- Written task -
Please copy the records from the start through the line that contains "table-row: 5GND (499, 1031, 665, 1053)", both included, and replace "elements" with "items" while leaving everything else unchanged.

╭─ Material for this task

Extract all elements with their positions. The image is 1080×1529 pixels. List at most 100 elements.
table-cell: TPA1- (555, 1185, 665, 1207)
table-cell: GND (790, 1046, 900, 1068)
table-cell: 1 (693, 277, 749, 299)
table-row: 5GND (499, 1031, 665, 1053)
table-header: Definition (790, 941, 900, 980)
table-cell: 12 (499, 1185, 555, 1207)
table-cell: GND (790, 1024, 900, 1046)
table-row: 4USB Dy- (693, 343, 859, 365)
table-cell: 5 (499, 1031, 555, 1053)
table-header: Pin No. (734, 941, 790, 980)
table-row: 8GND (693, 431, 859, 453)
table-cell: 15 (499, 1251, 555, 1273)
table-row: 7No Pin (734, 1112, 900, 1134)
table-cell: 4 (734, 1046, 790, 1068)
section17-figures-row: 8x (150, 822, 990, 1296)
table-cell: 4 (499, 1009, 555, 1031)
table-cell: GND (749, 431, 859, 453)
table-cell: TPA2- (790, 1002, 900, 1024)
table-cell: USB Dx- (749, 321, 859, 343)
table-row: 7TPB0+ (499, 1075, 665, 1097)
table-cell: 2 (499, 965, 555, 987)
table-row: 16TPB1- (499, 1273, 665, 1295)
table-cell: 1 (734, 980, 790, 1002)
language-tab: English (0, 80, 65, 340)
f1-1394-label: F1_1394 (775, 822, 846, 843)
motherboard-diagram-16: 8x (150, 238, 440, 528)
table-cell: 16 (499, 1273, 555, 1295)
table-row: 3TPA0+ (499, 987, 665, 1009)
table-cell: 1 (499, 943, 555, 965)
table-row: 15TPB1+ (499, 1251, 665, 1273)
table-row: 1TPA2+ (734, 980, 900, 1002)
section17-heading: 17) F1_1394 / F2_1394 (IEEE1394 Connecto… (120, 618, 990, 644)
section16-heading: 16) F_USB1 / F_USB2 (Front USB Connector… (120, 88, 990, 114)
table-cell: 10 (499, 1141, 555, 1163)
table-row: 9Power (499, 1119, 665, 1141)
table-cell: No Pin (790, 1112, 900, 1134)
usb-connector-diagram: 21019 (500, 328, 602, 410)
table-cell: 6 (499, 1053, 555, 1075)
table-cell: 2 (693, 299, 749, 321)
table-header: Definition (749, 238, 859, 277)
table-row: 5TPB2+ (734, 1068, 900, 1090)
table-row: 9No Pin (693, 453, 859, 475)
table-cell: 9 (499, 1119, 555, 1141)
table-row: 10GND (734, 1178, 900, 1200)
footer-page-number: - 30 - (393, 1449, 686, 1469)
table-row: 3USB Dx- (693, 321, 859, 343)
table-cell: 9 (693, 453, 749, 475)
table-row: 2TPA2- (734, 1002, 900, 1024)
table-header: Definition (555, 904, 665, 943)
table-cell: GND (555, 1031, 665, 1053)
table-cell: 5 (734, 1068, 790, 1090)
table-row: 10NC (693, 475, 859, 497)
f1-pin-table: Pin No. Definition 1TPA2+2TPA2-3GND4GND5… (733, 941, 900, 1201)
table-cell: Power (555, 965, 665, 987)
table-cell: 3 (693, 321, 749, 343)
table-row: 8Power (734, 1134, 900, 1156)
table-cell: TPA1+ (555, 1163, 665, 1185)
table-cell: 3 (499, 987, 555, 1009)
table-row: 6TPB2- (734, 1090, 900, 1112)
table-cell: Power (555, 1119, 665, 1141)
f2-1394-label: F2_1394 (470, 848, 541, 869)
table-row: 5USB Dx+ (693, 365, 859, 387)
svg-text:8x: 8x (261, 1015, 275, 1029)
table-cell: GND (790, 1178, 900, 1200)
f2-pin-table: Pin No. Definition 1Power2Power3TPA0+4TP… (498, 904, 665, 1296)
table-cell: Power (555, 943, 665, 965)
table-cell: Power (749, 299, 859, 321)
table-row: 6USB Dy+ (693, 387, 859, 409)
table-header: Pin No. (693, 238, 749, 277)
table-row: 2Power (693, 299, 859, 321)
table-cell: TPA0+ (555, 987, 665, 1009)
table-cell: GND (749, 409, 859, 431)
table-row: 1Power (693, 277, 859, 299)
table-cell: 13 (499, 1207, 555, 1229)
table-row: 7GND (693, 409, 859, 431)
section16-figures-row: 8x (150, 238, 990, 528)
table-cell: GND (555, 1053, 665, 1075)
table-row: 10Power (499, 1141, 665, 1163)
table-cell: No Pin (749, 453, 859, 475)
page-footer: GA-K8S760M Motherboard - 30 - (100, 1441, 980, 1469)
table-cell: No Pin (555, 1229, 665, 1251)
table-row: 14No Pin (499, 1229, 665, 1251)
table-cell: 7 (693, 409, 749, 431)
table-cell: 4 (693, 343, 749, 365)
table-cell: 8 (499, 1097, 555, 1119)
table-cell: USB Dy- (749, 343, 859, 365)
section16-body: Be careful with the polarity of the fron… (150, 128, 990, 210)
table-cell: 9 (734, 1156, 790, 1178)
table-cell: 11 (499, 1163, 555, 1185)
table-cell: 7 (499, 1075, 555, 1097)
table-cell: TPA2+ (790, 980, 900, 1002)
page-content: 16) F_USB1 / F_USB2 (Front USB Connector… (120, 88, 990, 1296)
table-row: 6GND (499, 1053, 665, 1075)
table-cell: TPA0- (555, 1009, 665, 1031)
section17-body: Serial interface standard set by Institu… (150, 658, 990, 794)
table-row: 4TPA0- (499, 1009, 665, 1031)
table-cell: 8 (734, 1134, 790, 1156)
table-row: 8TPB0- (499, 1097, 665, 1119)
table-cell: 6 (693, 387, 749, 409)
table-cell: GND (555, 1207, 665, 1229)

╰─

- Answer to this problem -
Extract all items with their positions. The image is 1080×1529 pixels. List at most 100 items.
table-cell: TPA1- (555, 1185, 665, 1207)
table-cell: GND (790, 1046, 900, 1068)
table-cell: 1 (693, 277, 749, 299)
table-row: 5GND (499, 1031, 665, 1053)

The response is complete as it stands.